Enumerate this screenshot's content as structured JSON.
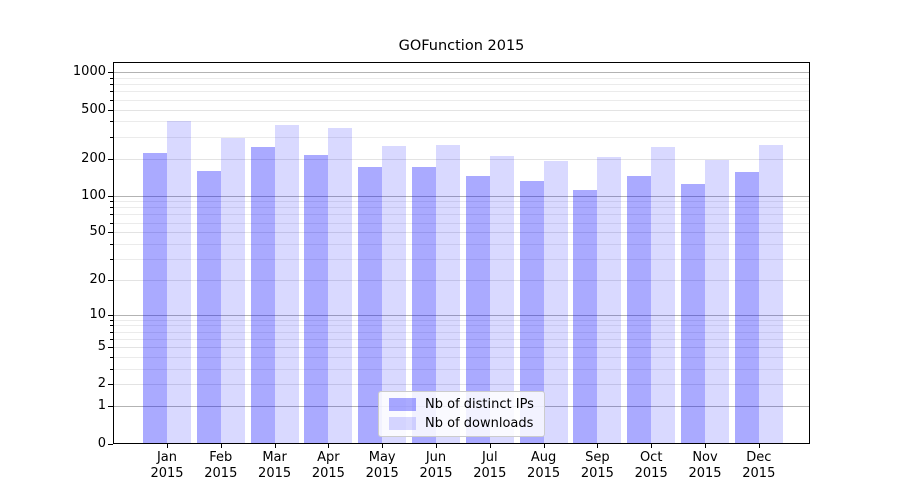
{
  "title": "GOFunction 2015",
  "chart_data": {
    "type": "bar",
    "title": "GOFunction 2015",
    "categories": [
      "Jan 2015",
      "Feb 2015",
      "Mar 2015",
      "Apr 2015",
      "May 2015",
      "Jun 2015",
      "Jul 2015",
      "Aug 2015",
      "Sep 2015",
      "Oct 2015",
      "Nov 2015",
      "Dec 2015"
    ],
    "months": [
      "Jan",
      "Feb",
      "Mar",
      "Apr",
      "May",
      "Jun",
      "Jul",
      "Aug",
      "Sep",
      "Oct",
      "Nov",
      "Dec"
    ],
    "year_label": "2015",
    "series": [
      {
        "name": "Nb of distinct IPs",
        "color": "rgba(0,0,255,0.335)",
        "values": [
          220,
          158,
          246,
          212,
          170,
          170,
          143,
          131,
          111,
          142,
          123,
          154
        ]
      },
      {
        "name": "Nb of downloads",
        "color": "rgba(0,0,255,0.148)",
        "values": [
          400,
          290,
          370,
          350,
          251,
          256,
          208,
          190,
          204,
          248,
          193,
          256
        ]
      }
    ],
    "yscale": "log1p",
    "ylim": [
      0,
      1250
    ],
    "y_tick_labels": [
      "1000",
      "500",
      "200",
      "100",
      "50",
      "20",
      "10",
      "5",
      "2",
      "1",
      "0"
    ],
    "y_tick_values": [
      1000,
      500,
      200,
      100,
      50,
      20,
      10,
      5,
      2,
      1,
      0
    ],
    "y_decade_gridlines": [
      1,
      10,
      100,
      1000
    ],
    "y_major_gridlines": [
      2,
      5,
      20,
      50,
      200,
      500
    ],
    "y_minor_gridlines": [
      3,
      4,
      6,
      7,
      8,
      9,
      30,
      40,
      60,
      70,
      80,
      90,
      300,
      400,
      600,
      700,
      800,
      900
    ],
    "grid": true,
    "legend_position": "lower-center"
  },
  "legend": {
    "items": [
      {
        "label": "Nb of distinct IPs",
        "color": "rgba(0,0,255,0.335)"
      },
      {
        "label": "Nb of downloads",
        "color": "rgba(0,0,255,0.148)"
      }
    ]
  },
  "colors": {
    "bar_distinct_ips": "rgba(0,0,255,0.335)",
    "bar_downloads": "rgba(0,0,255,0.148)",
    "grid_decade": "#b3b3b3",
    "grid_major": "#e3e3e3",
    "grid_minor": "#ebebeb",
    "axis": "#000000",
    "background": "#ffffff"
  }
}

++++++

▶ [Aim of the task]
Count up the lines in the listing that hold the word "title", and give that number only.

▶ [Finished answer]
2